YOUR GOAL -
Determine how many lines hold "Банка" and give only that number.

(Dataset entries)

[start]

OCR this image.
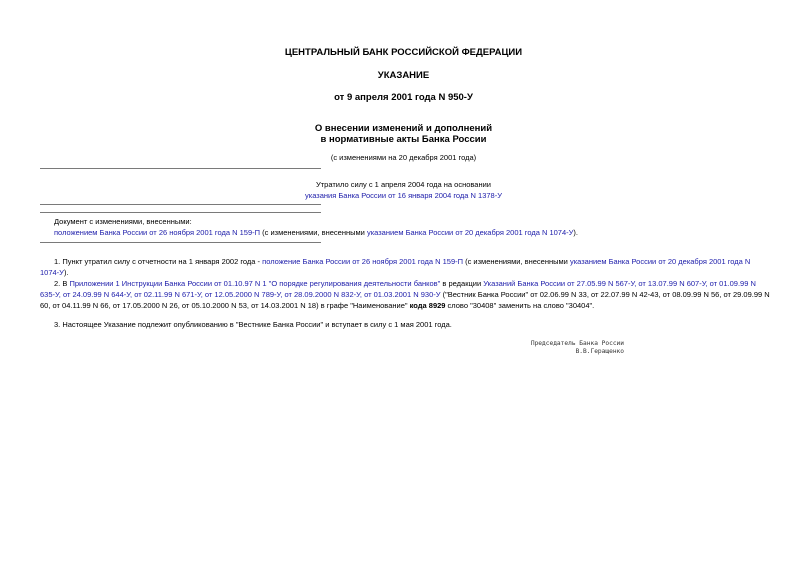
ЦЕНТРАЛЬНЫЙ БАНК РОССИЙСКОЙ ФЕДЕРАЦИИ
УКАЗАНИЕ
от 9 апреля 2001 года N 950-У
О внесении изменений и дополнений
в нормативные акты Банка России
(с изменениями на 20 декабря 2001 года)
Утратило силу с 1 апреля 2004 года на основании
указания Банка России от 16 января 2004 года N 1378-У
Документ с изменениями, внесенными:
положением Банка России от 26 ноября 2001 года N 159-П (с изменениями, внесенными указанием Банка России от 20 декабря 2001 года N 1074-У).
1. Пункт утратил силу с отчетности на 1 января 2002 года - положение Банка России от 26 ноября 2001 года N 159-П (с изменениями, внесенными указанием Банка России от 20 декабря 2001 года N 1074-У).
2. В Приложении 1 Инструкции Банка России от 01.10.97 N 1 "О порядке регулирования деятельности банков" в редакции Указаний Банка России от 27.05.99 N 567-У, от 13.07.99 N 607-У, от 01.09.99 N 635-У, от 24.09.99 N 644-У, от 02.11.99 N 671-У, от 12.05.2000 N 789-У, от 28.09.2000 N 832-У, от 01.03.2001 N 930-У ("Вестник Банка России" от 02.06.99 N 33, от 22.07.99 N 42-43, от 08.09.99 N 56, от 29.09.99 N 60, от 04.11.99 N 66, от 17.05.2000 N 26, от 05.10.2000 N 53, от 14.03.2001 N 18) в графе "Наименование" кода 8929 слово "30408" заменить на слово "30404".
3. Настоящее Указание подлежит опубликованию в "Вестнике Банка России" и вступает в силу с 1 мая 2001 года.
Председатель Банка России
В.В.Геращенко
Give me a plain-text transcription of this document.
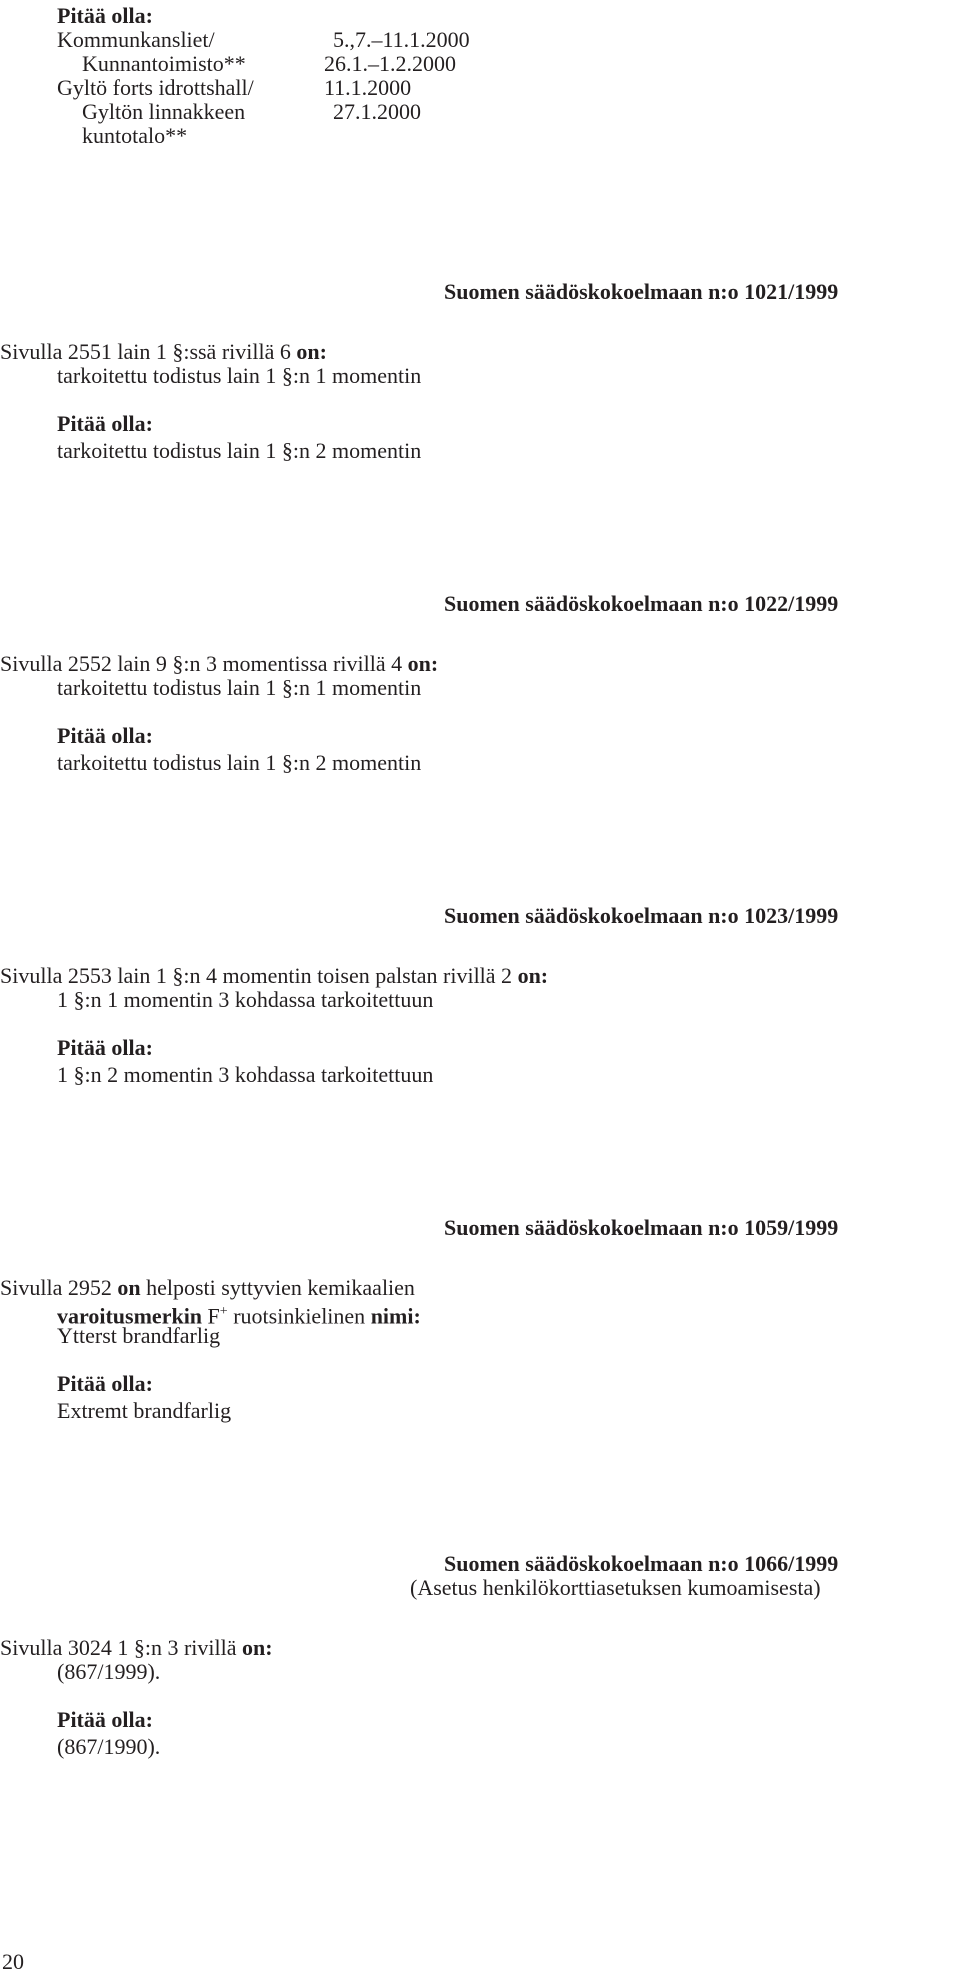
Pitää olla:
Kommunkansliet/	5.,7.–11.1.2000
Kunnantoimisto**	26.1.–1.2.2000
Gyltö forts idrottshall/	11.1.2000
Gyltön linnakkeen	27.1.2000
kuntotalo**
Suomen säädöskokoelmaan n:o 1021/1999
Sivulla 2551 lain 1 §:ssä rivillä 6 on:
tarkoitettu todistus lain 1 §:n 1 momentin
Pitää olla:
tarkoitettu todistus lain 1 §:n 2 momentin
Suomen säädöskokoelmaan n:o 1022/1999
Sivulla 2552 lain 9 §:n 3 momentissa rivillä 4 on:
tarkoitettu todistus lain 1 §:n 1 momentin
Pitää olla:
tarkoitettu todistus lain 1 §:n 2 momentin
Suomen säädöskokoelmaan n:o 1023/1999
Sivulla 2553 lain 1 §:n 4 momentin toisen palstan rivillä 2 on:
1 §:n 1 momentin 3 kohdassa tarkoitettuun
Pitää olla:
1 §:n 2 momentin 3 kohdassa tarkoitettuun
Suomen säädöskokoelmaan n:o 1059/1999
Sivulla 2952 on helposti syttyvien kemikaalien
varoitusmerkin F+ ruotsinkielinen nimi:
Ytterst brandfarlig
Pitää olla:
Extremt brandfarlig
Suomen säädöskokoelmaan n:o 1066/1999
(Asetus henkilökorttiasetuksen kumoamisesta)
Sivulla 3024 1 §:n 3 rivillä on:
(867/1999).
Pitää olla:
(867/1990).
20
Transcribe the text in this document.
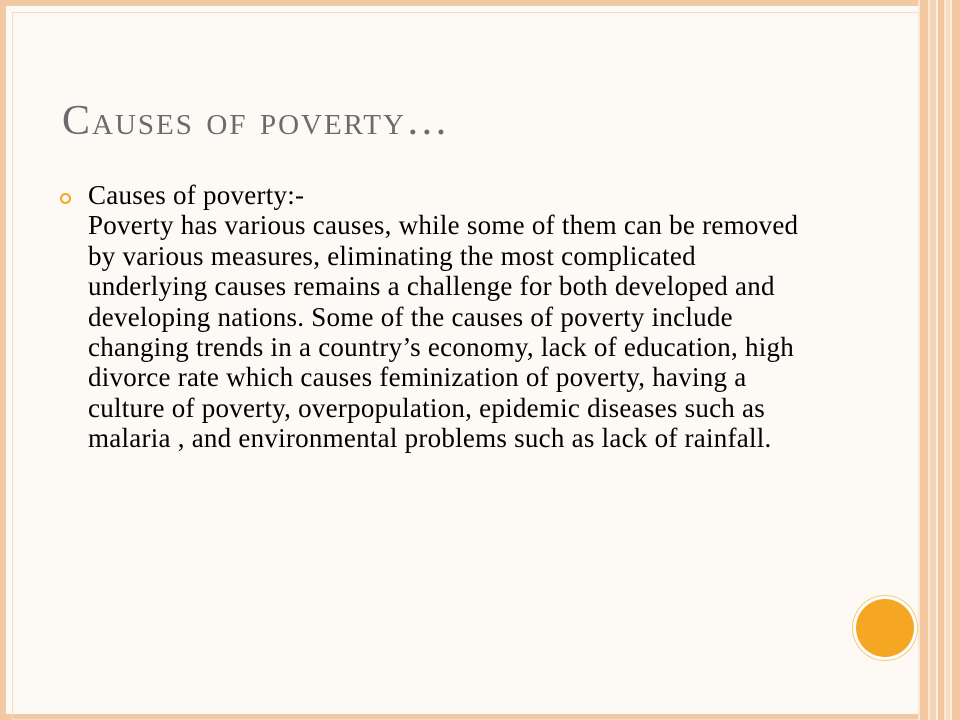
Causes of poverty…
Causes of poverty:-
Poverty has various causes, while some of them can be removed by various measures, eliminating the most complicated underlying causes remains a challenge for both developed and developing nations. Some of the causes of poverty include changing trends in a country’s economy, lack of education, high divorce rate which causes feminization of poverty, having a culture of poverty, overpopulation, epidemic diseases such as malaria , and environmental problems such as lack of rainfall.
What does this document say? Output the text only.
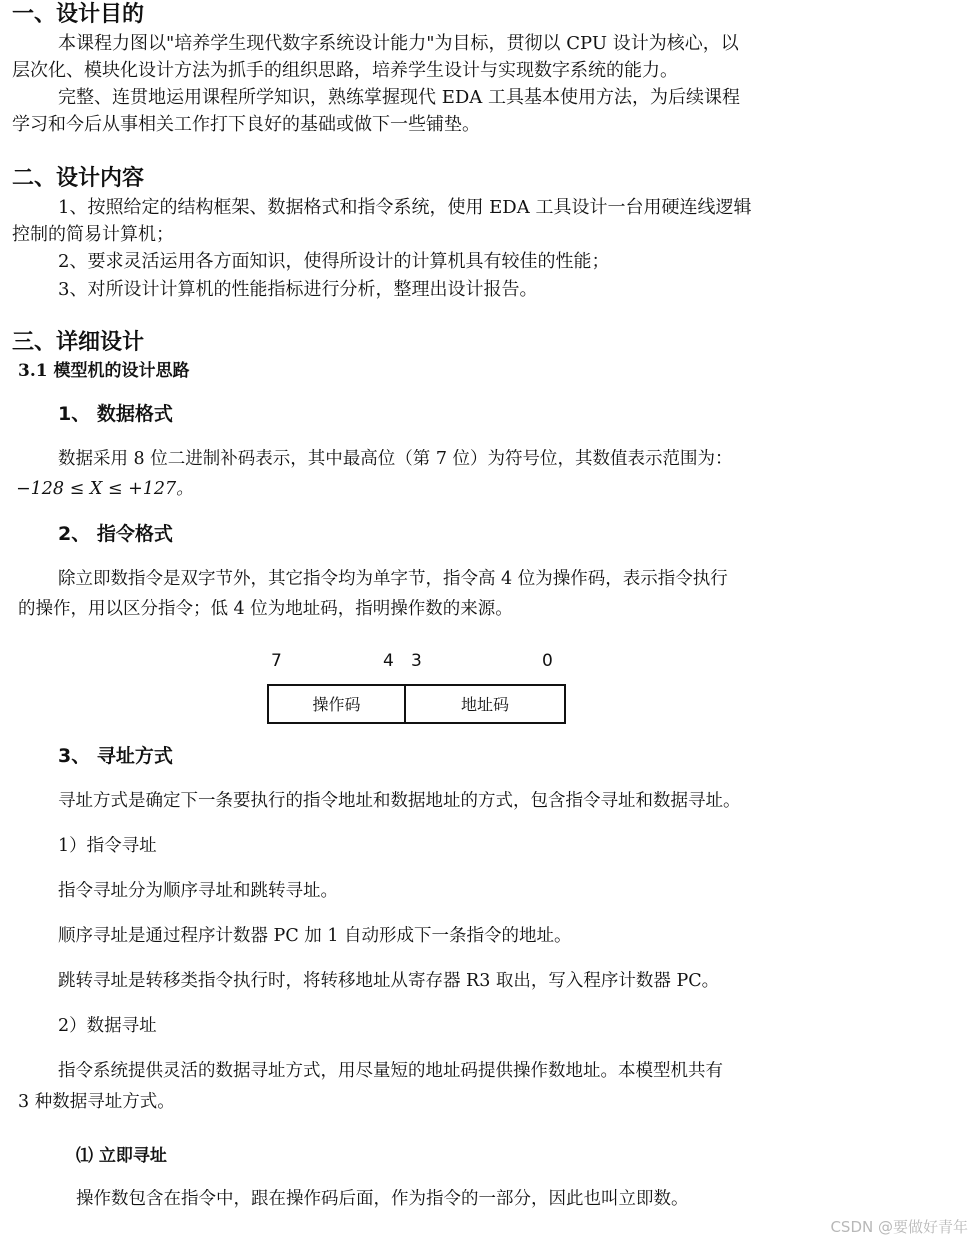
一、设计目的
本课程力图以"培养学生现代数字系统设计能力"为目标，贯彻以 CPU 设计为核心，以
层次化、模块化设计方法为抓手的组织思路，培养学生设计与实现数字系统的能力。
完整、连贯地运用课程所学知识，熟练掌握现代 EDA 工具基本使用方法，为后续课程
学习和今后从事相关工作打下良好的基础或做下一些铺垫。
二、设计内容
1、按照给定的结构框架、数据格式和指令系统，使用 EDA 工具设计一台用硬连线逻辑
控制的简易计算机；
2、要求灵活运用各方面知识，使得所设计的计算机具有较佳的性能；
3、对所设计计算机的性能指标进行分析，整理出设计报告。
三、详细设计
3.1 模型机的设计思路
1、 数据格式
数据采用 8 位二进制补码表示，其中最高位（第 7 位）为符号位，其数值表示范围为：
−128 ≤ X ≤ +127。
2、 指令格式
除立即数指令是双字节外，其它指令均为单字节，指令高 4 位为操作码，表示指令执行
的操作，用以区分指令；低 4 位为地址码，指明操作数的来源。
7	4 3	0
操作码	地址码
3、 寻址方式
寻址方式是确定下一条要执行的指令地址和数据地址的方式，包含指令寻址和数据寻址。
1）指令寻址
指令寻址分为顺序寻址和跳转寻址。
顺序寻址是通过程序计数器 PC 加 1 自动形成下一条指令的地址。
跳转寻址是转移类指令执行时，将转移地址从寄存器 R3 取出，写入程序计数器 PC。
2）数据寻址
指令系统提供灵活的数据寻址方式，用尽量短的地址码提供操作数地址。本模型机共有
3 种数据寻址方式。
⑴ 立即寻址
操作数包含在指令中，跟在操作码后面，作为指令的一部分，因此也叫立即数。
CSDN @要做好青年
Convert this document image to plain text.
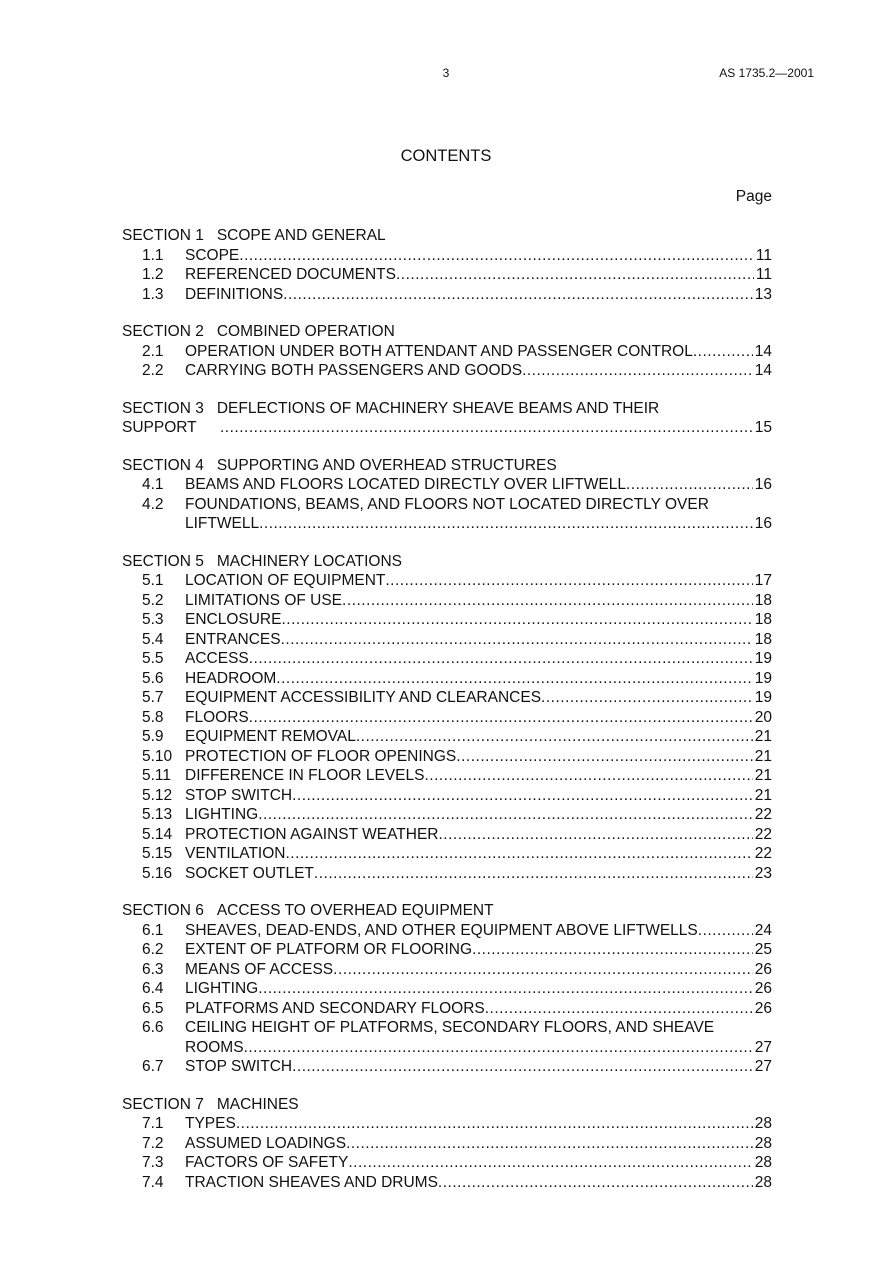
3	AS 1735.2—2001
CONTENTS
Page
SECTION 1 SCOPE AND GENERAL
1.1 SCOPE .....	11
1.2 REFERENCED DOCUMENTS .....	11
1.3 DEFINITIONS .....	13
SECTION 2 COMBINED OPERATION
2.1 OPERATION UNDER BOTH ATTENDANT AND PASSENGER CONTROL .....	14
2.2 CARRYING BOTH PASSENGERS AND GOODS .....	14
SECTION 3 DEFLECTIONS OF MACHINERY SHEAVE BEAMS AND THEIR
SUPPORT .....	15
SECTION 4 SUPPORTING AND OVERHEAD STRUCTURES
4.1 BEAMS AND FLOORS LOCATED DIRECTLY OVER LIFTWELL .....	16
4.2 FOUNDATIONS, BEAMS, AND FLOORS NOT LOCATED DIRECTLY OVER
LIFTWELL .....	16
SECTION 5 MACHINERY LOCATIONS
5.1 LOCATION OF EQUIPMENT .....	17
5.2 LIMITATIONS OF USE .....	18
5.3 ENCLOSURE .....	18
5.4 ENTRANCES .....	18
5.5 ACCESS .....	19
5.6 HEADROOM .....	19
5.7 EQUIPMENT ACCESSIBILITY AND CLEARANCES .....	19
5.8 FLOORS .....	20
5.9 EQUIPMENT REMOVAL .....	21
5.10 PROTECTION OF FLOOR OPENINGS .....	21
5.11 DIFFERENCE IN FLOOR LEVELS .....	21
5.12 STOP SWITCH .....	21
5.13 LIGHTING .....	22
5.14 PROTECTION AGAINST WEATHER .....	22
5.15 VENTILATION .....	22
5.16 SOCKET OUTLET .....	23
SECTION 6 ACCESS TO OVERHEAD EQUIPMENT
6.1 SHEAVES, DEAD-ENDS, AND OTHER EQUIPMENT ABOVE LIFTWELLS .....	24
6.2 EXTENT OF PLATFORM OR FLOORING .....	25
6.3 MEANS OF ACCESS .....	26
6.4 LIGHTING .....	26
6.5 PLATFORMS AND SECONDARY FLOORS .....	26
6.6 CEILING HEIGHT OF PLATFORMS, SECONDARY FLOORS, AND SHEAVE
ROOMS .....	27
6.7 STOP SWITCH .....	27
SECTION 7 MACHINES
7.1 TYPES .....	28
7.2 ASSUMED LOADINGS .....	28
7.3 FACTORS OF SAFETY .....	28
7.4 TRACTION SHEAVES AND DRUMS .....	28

[end]

RESPONSE -
7